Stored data
= = =

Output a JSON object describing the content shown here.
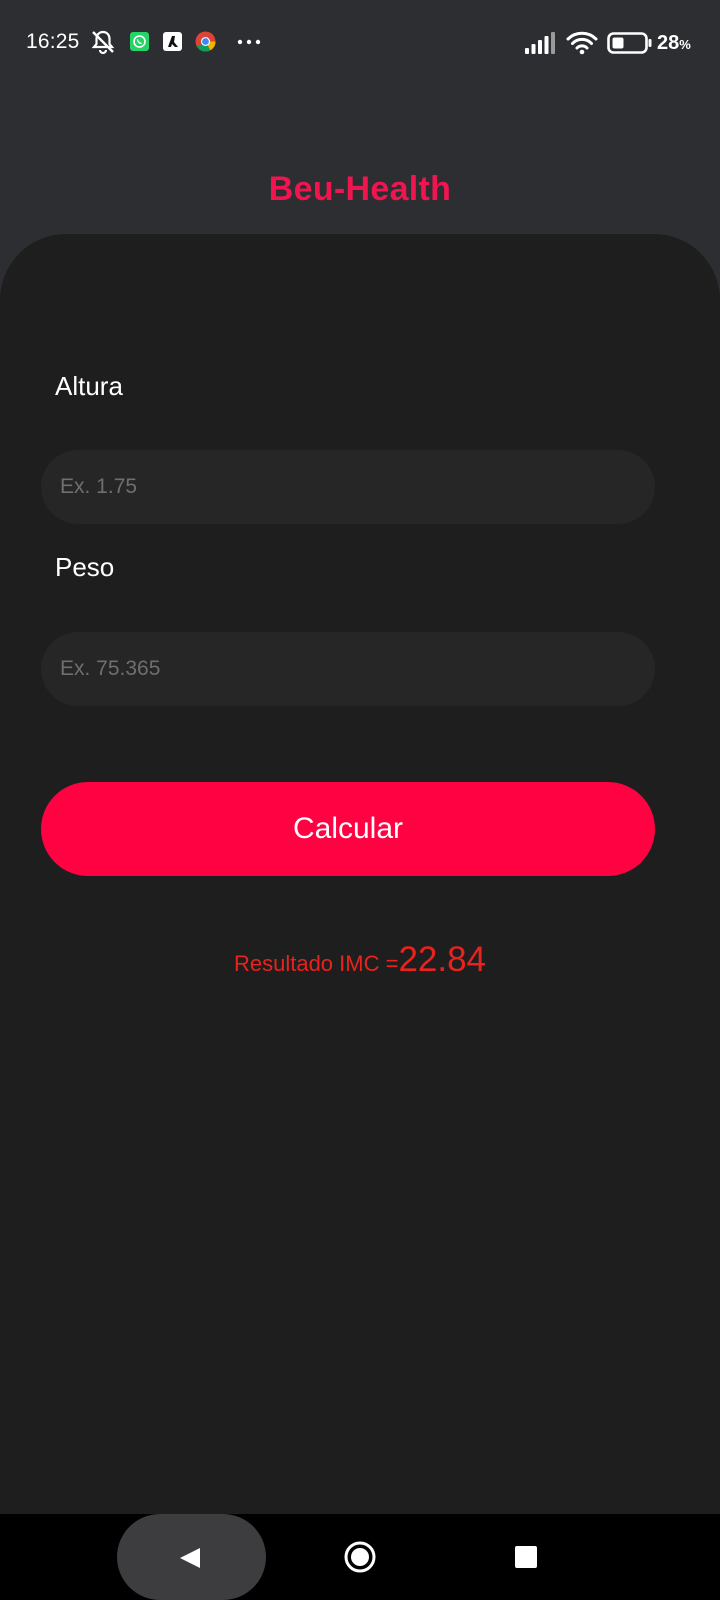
{
  "status_bar": {
    "time": "16:25",
    "battery_percent": "28",
    "battery_unit": "%",
    "icons": [
      "muted-bell-icon",
      "whatsapp-icon",
      "app-icon",
      "chrome-icon",
      "more-dots-icon",
      "signal-icon",
      "wifi-icon",
      "battery-icon"
    ]
  },
  "app": {
    "title": "Beu-Health",
    "accent_color": "#f0154f"
  },
  "form": {
    "height_label": "Altura",
    "height_placeholder": "Ex. 1.75",
    "weight_label": "Peso",
    "weight_placeholder": "Ex. 75.365",
    "calculate_label": "Calcular",
    "button_color": "#ff0242"
  },
  "result": {
    "label": "Resultado IMC =",
    "value": "22.84",
    "color": "#e8231e"
  },
  "nav_bar": {
    "icons": [
      "back-icon",
      "home-icon",
      "recents-icon"
    ]
  }
}
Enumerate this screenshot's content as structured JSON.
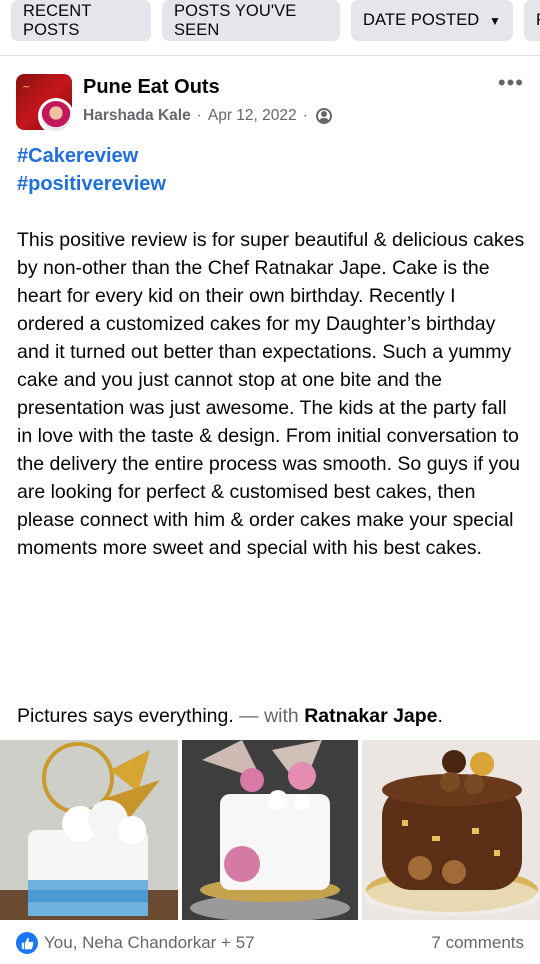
{
  "filters": {
    "recent": "RECENT POSTS",
    "seen": "POSTS YOU'VE SEEN",
    "date": "DATE POSTED",
    "more": "F"
  },
  "post": {
    "group_name": "Pune Eat Outs",
    "author": "Harshada Kale",
    "date": "Apr 12, 2022",
    "separator": "·",
    "hashtags": [
      "#Cakereview",
      "#positivereview"
    ],
    "body": "This positive review is for super beautiful & delicious cakes by non-other than the Chef Ratnakar Jape. Cake is the heart for every kid on their own birthday. Recently I ordered a customized cakes for my Daughter’s birthday and it turned out better than expectations. Such a yummy cake and you just cannot stop at one bite and the presentation was just awesome. The kids at the party fall in love with the taste & design. From initial conversation to the delivery the entire process was smooth. So guys if you are looking for perfect & customised best cakes, then please connect with him & order cakes make your special moments more sweet and special with his best cakes.",
    "caption_text": "Pictures says everything.",
    "caption_with": " — with ",
    "tagged_person": "Ratnakar Jape",
    "caption_end": ".",
    "reactions": "You, Neha Chandorkar + 57",
    "comments": "7 comments"
  },
  "colors": {
    "link_blue": "#216fdb",
    "like_blue": "#1877f2",
    "secondary_text": "#65676b",
    "chip_bg": "#e4e6eb"
  },
  "icons": {
    "dropdown": "caret-down-icon",
    "privacy": "members-icon",
    "more": "more-options-icon",
    "like": "like-icon"
  }
}
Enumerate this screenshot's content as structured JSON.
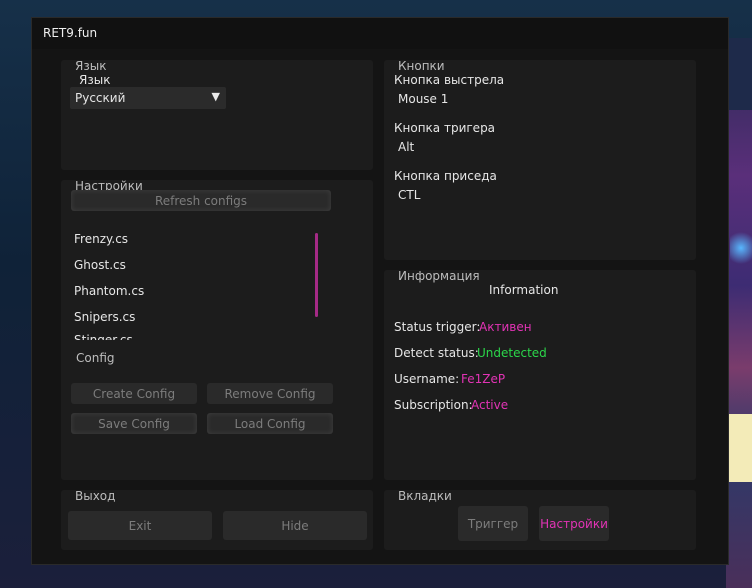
{
  "window": {
    "title": "RET9.fun"
  },
  "language": {
    "section_label": "Язык",
    "field_label": "Язык",
    "selected": "Русский",
    "arrow": "▼"
  },
  "settings": {
    "section_label": "Настройки",
    "refresh_label": "Refresh configs",
    "configs": [
      {
        "label": "Frenzy.cs",
        "selected": true
      },
      {
        "label": "Ghost.cs",
        "selected": false
      },
      {
        "label": "Phantom.cs",
        "selected": false
      },
      {
        "label": "Snipers.cs",
        "selected": false
      },
      {
        "label": "Stinger.cs",
        "selected": false
      }
    ],
    "config_label": "Config",
    "create_label": "Create Config",
    "remove_label": "Remove Config",
    "save_label": "Save Config",
    "load_label": "Load Config"
  },
  "exit": {
    "section_label": "Выход",
    "exit_label": "Exit",
    "hide_label": "Hide"
  },
  "buttons": {
    "section_label": "Кнопки",
    "shoot_label": "Кнопка выстрела",
    "shoot_value": "Mouse 1",
    "trigger_label": "Кнопка тригера",
    "trigger_value": "Alt",
    "crouch_label": "Кнопка приседа",
    "crouch_value": "CTL"
  },
  "info": {
    "section_label": "Информация",
    "heading": "Information",
    "status_trigger_label": "Status trigger:",
    "status_trigger_value": "Активен",
    "detect_status_label": "Detect status:",
    "detect_status_value": "Undetected",
    "username_label": "Username:",
    "username_value": "Fe1ZeP",
    "subscription_label": "Subscription:",
    "subscription_value": "Active"
  },
  "tabs": {
    "section_label": "Вкладки",
    "trigger_tab": "Триггер",
    "settings_tab": "Настройки"
  },
  "colors": {
    "accent_pink": "#e233b5",
    "status_green": "#2bd64a",
    "panel_bg": "#1c1c1c",
    "window_bg": "#141414"
  }
}
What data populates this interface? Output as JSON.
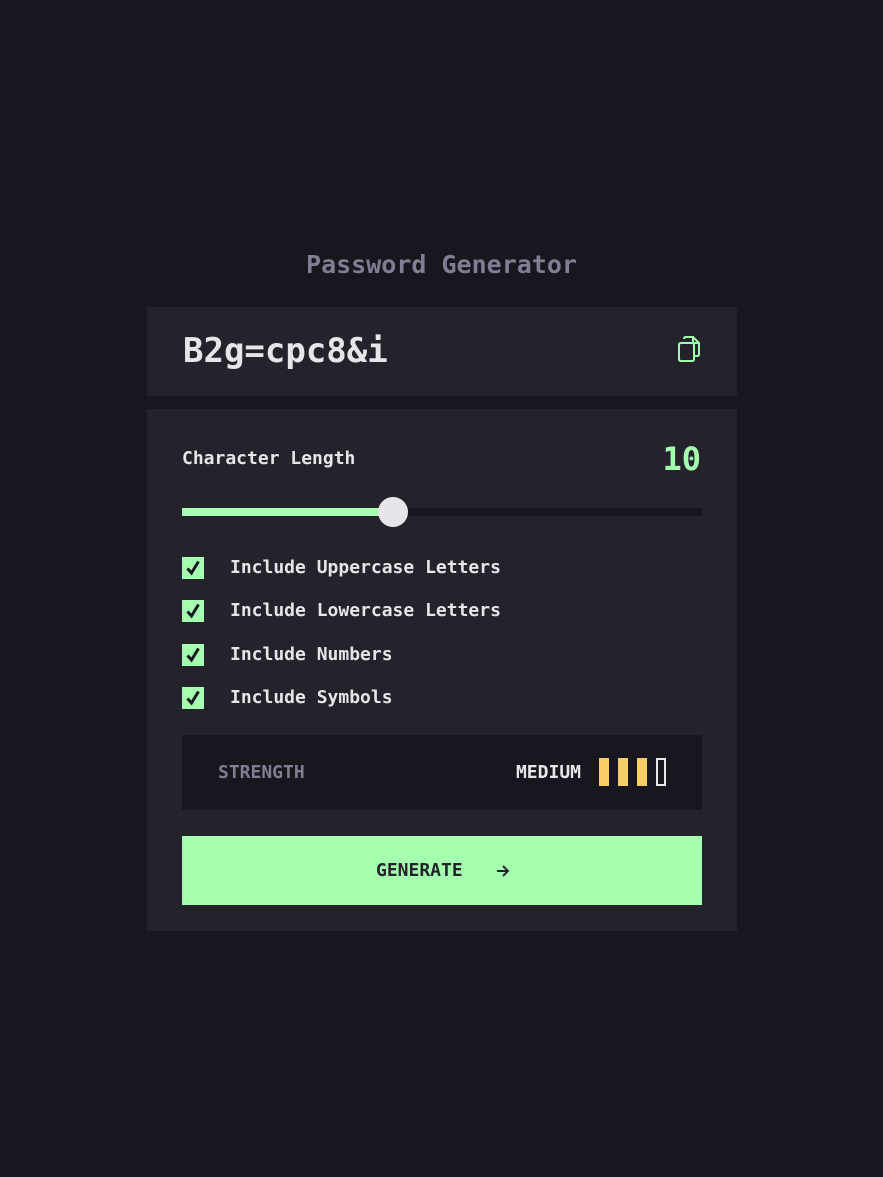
{
  "app": {
    "title": "Password Generator"
  },
  "password": {
    "value": "B2g=cpc8&i",
    "copy_icon": "copy-icon"
  },
  "length": {
    "label": "Character Length",
    "value": "10",
    "slider_fraction": 0.405
  },
  "options": [
    {
      "label": "Include Uppercase Letters",
      "checked": true
    },
    {
      "label": "Include Lowercase Letters",
      "checked": true
    },
    {
      "label": "Include Numbers",
      "checked": true
    },
    {
      "label": "Include Symbols",
      "checked": true
    }
  ],
  "strength": {
    "label": "STRENGTH",
    "value": "MEDIUM",
    "level": 3,
    "max_level": 4
  },
  "generate": {
    "label": "GENERATE",
    "icon": "arrow-right-icon"
  },
  "colors": {
    "accent": "#a4ffaf",
    "medium": "#f8cd65",
    "background": "#18171f",
    "panel": "#24232c",
    "muted": "#817d92",
    "text": "#e6e5ea"
  }
}
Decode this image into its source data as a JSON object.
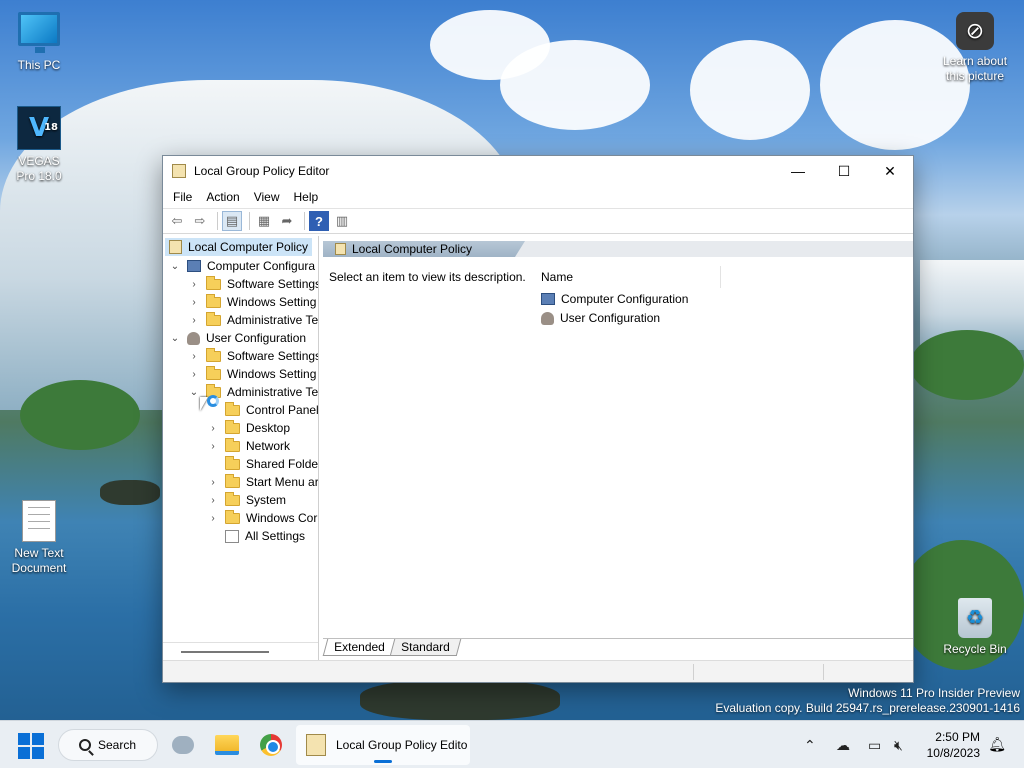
{
  "desktop": {
    "icons": [
      {
        "label": "This PC"
      },
      {
        "label": "VEGAS Pro 18.0",
        "glyph": "V",
        "badge": "18"
      },
      {
        "label": "New Text Document"
      },
      {
        "label": "Recycle Bin"
      },
      {
        "label": "Learn about this picture"
      }
    ],
    "watermark": {
      "line1": "Windows 11 Pro Insider Preview",
      "line2": "Evaluation copy. Build 25947.rs_prerelease.230901-1416"
    }
  },
  "window": {
    "title": "Local Group Policy Editor",
    "controls": {
      "minimize": "—",
      "maximize": "☐",
      "close": "✕"
    },
    "menu": [
      "File",
      "Action",
      "View",
      "Help"
    ],
    "toolbar_icons": [
      "back-arrow-icon",
      "forward-arrow-icon",
      "show-hide-tree-icon",
      "properties-icon",
      "export-list-icon",
      "help-icon",
      "filter-icon"
    ],
    "tree": {
      "root": "Local Computer Policy",
      "items": [
        {
          "label": "Computer Configura",
          "expanded": true,
          "level": 1,
          "icon": "computer"
        },
        {
          "label": "Software Settings",
          "level": 2,
          "icon": "folder"
        },
        {
          "label": "Windows Setting",
          "level": 2,
          "icon": "folder"
        },
        {
          "label": "Administrative Te",
          "level": 2,
          "icon": "folder"
        },
        {
          "label": "User Configuration",
          "expanded": true,
          "level": 1,
          "icon": "user"
        },
        {
          "label": "Software Settings",
          "level": 2,
          "icon": "folder"
        },
        {
          "label": "Windows Setting",
          "level": 2,
          "icon": "folder"
        },
        {
          "label": "Administrative Te",
          "expanded": true,
          "level": 2,
          "icon": "folder"
        },
        {
          "label": "Control Panel",
          "level": 3,
          "icon": "folder"
        },
        {
          "label": "Desktop",
          "level": 3,
          "icon": "folder"
        },
        {
          "label": "Network",
          "level": 3,
          "icon": "folder"
        },
        {
          "label": "Shared Folder",
          "level": 3,
          "icon": "folder"
        },
        {
          "label": "Start Menu ar",
          "level": 3,
          "icon": "folder"
        },
        {
          "label": "System",
          "level": 3,
          "icon": "folder"
        },
        {
          "label": "Windows Cor",
          "level": 3,
          "icon": "folder"
        },
        {
          "label": "All Settings",
          "level": 3,
          "icon": "settings"
        }
      ]
    },
    "right_pane": {
      "header": "Local Computer Policy",
      "description": "Select an item to view its description.",
      "column_name": "Name",
      "items": [
        "Computer Configuration",
        "User Configuration"
      ]
    },
    "tabs": [
      "Extended",
      "Standard"
    ]
  },
  "taskbar": {
    "search_label": "Search",
    "active_app_label": "Local Group Policy Edito",
    "time": "2:50 PM",
    "date": "10/8/2023",
    "accent": "#0a6fd6"
  }
}
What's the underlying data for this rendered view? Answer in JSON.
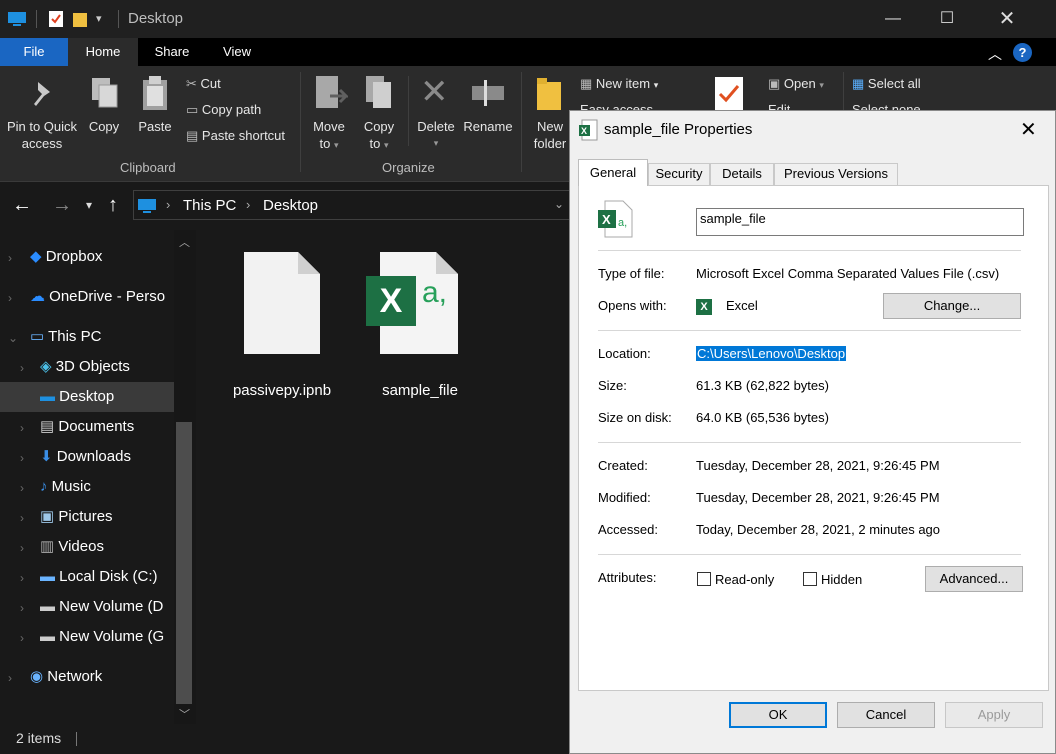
{
  "window": {
    "title": "Desktop"
  },
  "menubar": {
    "file": "File",
    "home": "Home",
    "share": "Share",
    "view": "View"
  },
  "ribbon": {
    "pin_label_1": "Pin to Quick",
    "pin_label_2": "access",
    "copy": "Copy",
    "paste": "Paste",
    "cut": "Cut",
    "copy_path": "Copy path",
    "paste_shortcut": "Paste shortcut",
    "clipboard_group": "Clipboard",
    "move_to_1": "Move",
    "move_to_2": "to",
    "copy_to_1": "Copy",
    "copy_to_2": "to",
    "delete": "Delete",
    "rename": "Rename",
    "organize_group": "Organize",
    "new_folder_1": "New",
    "new_folder_2": "folder",
    "new_item": "New item",
    "easy_access": "Easy access",
    "open": "Open",
    "edit": "Edit",
    "select_all": "Select all",
    "select_none": "Select none"
  },
  "address": {
    "crumb1": "This PC",
    "crumb2": "Desktop"
  },
  "navpane": {
    "items": [
      {
        "label": "Dropbox"
      },
      {
        "label": "OneDrive - Perso"
      },
      {
        "label": "This PC"
      },
      {
        "label": "3D Objects"
      },
      {
        "label": "Desktop"
      },
      {
        "label": "Documents"
      },
      {
        "label": "Downloads"
      },
      {
        "label": "Music"
      },
      {
        "label": "Pictures"
      },
      {
        "label": "Videos"
      },
      {
        "label": "Local Disk (C:)"
      },
      {
        "label": "New Volume (D"
      },
      {
        "label": "New Volume (G"
      },
      {
        "label": "Network"
      }
    ]
  },
  "files": [
    {
      "name": "passivepy.ipnb"
    },
    {
      "name": "sample_file"
    }
  ],
  "status": {
    "count": "2 items"
  },
  "dialog": {
    "title": "sample_file Properties",
    "tabs": [
      "General",
      "Security",
      "Details",
      "Previous Versions"
    ],
    "filename": "sample_file",
    "type_label": "Type of file:",
    "type_value": "Microsoft Excel Comma Separated Values File (.csv)",
    "opens_label": "Opens with:",
    "opens_value": "Excel",
    "change_button": "Change...",
    "location_label": "Location:",
    "location_value": "C:\\Users\\Lenovo\\Desktop",
    "size_label": "Size:",
    "size_value": "61.3 KB (62,822 bytes)",
    "size_disk_label": "Size on disk:",
    "size_disk_value": "64.0 KB (65,536 bytes)",
    "created_label": "Created:",
    "created_value": "Tuesday, December 28, 2021, 9:26:45 PM",
    "modified_label": "Modified:",
    "modified_value": "Tuesday, December 28, 2021, 9:26:45 PM",
    "accessed_label": "Accessed:",
    "accessed_value": "Today, December 28, 2021, 2 minutes ago",
    "attributes_label": "Attributes:",
    "readonly_label": "Read-only",
    "hidden_label": "Hidden",
    "advanced_button": "Advanced...",
    "ok": "OK",
    "cancel": "Cancel",
    "apply": "Apply"
  },
  "colors": {
    "accent": "#0078d7",
    "excel_green": "#1d7044",
    "dark_bg": "#191919"
  }
}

= = =

● WHAT THE TASK REQUIRES:
Find every line that holds "Windows" and copy it.

● RIGHT ANSWER:
      "line1": "Windows 11 Pro Insider Preview",
          "label": "Windows Setting",
          "label": "Windows Setting",
          "label": "Windows Cor",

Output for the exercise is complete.